> _Do this_: Give every line below again, exactly.

> _Data shown_:

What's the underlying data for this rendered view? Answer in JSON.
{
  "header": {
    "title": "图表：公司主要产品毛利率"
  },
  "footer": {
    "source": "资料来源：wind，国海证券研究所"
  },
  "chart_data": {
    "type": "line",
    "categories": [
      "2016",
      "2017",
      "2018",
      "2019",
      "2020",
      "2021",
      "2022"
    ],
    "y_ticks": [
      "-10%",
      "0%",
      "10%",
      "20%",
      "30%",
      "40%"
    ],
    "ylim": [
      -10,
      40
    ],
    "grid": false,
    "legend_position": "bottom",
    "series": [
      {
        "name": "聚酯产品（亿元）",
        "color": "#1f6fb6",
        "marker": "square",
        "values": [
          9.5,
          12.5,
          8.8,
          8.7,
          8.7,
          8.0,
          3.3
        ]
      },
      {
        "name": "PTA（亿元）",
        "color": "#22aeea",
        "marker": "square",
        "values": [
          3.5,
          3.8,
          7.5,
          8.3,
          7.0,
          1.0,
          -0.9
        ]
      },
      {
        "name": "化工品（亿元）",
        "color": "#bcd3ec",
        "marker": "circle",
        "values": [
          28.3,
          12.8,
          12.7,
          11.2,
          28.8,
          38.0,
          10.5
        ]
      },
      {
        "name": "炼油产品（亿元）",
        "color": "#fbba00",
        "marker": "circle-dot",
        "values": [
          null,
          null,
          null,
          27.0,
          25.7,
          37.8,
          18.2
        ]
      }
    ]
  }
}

> _Full output_:
What's the underlying data for this rendered view? Answer in JSON.
{
  "header": {
    "title": "图表：公司主要产品毛利率"
  },
  "footer": {
    "source": "资料来源：wind，国海证券研究所"
  },
  "chart_data": {
    "type": "line",
    "categories": [
      "2016",
      "2017",
      "2018",
      "2019",
      "2020",
      "2021",
      "2022"
    ],
    "y_ticks": [
      "-10%",
      "0%",
      "10%",
      "20%",
      "30%",
      "40%"
    ],
    "ylim": [
      -10,
      40
    ],
    "grid": false,
    "legend_position": "bottom",
    "series": [
      {
        "name": "聚酯产品（亿元）",
        "color": "#1f6fb6",
        "marker": "square",
        "values": [
          9.5,
          12.5,
          8.8,
          8.7,
          8.7,
          8.0,
          3.3
        ]
      },
      {
        "name": "PTA（亿元）",
        "color": "#22aeea",
        "marker": "square",
        "values": [
          3.5,
          3.8,
          7.5,
          8.3,
          7.0,
          1.0,
          -0.9
        ]
      },
      {
        "name": "化工品（亿元）",
        "color": "#bcd3ec",
        "marker": "circle",
        "values": [
          28.3,
          12.8,
          12.7,
          11.2,
          28.8,
          38.0,
          10.5
        ]
      },
      {
        "name": "炼油产品（亿元）",
        "color": "#fbba00",
        "marker": "circle-dot",
        "values": [
          null,
          null,
          null,
          27.0,
          25.7,
          37.8,
          18.2
        ]
      }
    ]
  }
}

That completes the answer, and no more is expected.